In the improvement of walking, 31% of the patients had only botulinum toxin injection, 13% only surgery and 54% had toxin botulinum injections followed by surgery. For surgery the major indication for treatment was spastic equinovarus foot: the efficiency was good for 73% of the patients and partial for 27%. Botox had a good efficiency in 31%, partial efficiency in 57%, and bad efficiency in 10% (Figure 3). Regarding an improvement in personal maintenance, 44% of patients had surgical treatment. The surgery efficiency was good in 50% and partial in 50%. For the botox, there was 20% of good improvement, 60% partial and 20% bad (Figure 3).
The botulinum toxin injection treatment was the procedure patients in this study had the most. It can be explained by the fact that botulinum toxin is a safe and reversible procedure. Indeed, effects will last a few months and if the treatment is not satisfying, another procedure can still be tried. In our study, the high number of patients treated with botulinum toxin can also be explained by the type of study. Indeed, as a retrospective observational study, no randomization had been done and the all our patients first went to a spasticity clinic to evaluate the indication of a botulinum toxin injection. In the literature, many articles can be found to prove the efficiency and safety of botulinum toxin. For example, a retrospective analysis from Baricich A et al.  evaluated the efficacy and safety of high doses of botulinum toxin in 26 patients affected by upper and/or lower limb post-stroke spasticity. No adverse events were reported and high doses of botulinum toxin were shown to be effective and safe.
The results of the study show that a minority of patients had surgical treatment but with a better improvement in ICF objectives (Figure 4). There is a selection bias, because as surgery does not allow an easy way back, the surgeon will recommend surgery only for patients who he is sure will benefit from it. But, even so, we found a study from Van Heest et al.  which ompared botulinum toxin injection treatment, surgical treatment and ongoing treatment for children with upperextremity cerebral palsy. They demonstrated that surgical treatment provides a greater improvement, of modest magnitude, than botulinum toxin injections or regular, ongoing therapy at twelve months.
Regarding the patients' activity, an improvement in walking was demonstrated by a lot of patients with varus equinus spastic foot deformity who had surgical treatment. A retrospective study from Vogt et al.  confirms that surgery for equinovarus foot can increase the walking distance. Of 82 patients who were examined up to 65 months after surgery, 74 reported an increase in their walking distance even if moderate. But we also found a study which confirms the efficiency of botulinum toxin injection for equinus foot . So a good multidisciplinary evaluation should be carried out to find the better management depending on the situation.

+ + + + + + +

Answer these questions using the spasticity treatment text.
1. For improvement in walking, what percentage of patients had only surgery?
2. How many patients were evaluated in the retrospective analysis from Baricich A et al.?
3. In the study from Vogt et al., how many of the 82 patients examined reported an increase in walking distance?

+ + + + + + +

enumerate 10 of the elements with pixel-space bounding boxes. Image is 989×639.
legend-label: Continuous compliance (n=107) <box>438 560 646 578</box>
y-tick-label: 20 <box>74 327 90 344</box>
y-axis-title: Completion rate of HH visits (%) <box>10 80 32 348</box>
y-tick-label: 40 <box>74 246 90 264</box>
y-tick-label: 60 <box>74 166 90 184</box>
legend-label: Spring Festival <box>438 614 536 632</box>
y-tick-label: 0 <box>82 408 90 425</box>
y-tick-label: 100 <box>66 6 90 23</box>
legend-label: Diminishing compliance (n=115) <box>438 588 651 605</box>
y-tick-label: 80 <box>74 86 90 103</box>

+ + + + + + +

* **RESPONSE**:
1. 13%
2. 26
3. 74